» **Exercise prompt**: Gather every line of the entries that includes the word "JSON".

[Collected data]
+ + + + + + +
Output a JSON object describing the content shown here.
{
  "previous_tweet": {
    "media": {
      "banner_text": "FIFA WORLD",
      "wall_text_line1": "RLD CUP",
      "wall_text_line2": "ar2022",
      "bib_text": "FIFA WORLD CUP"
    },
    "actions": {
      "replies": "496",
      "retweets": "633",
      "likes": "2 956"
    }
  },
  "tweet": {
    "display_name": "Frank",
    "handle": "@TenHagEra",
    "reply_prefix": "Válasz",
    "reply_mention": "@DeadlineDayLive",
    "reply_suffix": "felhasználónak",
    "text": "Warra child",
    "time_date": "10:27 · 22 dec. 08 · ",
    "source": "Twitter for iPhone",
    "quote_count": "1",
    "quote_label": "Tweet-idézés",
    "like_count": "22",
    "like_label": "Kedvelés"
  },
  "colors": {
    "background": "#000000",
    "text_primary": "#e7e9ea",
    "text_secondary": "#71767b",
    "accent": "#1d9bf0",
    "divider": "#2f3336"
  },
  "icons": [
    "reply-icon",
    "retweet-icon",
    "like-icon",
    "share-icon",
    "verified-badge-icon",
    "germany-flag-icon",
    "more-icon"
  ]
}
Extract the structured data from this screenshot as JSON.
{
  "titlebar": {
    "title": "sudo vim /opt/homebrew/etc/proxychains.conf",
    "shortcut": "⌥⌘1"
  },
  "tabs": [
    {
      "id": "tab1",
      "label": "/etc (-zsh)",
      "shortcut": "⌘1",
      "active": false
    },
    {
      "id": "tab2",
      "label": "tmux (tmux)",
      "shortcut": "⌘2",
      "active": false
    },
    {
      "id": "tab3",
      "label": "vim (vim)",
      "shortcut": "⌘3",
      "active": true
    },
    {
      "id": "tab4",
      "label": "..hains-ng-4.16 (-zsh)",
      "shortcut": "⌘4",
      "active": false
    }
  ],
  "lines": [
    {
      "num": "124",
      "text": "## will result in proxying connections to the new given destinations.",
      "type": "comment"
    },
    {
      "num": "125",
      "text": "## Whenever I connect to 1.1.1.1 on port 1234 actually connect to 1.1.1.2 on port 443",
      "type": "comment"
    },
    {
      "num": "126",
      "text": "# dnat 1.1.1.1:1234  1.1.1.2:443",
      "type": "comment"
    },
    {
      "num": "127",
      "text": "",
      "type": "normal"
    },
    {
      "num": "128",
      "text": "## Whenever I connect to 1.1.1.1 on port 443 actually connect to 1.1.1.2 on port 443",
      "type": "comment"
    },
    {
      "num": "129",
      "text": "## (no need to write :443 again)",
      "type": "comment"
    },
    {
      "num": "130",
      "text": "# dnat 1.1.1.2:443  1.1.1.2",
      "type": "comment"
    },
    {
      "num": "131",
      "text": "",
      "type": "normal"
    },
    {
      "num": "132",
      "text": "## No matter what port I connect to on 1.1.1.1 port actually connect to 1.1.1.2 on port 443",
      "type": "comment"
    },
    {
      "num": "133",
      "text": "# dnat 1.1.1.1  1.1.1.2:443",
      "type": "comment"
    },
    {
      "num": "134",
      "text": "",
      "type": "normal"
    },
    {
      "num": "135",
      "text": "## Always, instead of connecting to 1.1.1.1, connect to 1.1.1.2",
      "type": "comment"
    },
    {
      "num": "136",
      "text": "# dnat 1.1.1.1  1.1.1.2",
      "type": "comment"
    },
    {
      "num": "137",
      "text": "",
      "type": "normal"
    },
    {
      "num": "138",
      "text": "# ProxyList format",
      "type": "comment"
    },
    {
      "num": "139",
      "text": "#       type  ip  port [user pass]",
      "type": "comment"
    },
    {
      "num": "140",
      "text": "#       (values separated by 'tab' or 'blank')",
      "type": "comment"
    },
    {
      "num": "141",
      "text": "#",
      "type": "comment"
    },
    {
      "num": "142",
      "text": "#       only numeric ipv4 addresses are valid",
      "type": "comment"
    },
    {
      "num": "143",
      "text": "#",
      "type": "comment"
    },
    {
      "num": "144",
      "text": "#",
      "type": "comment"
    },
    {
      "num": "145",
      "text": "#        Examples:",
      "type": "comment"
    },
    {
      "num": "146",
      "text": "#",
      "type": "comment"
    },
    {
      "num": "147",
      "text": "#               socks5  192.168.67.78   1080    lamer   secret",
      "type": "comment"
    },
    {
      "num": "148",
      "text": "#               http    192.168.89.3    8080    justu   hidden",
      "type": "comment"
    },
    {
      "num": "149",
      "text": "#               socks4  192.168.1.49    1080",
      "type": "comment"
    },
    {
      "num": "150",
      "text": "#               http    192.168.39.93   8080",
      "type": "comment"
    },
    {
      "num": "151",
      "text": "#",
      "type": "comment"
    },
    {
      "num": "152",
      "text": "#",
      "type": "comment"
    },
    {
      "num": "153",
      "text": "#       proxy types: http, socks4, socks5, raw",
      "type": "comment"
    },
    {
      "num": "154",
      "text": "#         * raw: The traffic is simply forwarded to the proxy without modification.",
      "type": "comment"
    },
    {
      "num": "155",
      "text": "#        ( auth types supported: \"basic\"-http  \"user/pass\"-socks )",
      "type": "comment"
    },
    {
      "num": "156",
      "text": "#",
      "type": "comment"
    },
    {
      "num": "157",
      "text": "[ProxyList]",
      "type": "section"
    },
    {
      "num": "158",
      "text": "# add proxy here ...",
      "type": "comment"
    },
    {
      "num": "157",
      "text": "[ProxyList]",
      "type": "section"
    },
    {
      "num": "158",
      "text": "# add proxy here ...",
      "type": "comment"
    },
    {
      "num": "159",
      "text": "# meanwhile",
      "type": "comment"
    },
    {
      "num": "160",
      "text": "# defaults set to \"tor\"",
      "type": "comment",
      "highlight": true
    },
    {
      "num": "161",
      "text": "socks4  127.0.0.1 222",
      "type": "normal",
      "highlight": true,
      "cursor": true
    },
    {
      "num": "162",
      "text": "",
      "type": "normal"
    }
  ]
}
+ + + + + + +
» **Response**:
Output a JSON object describing the content shown here.
Extract the structured data from this screenshot as JSON.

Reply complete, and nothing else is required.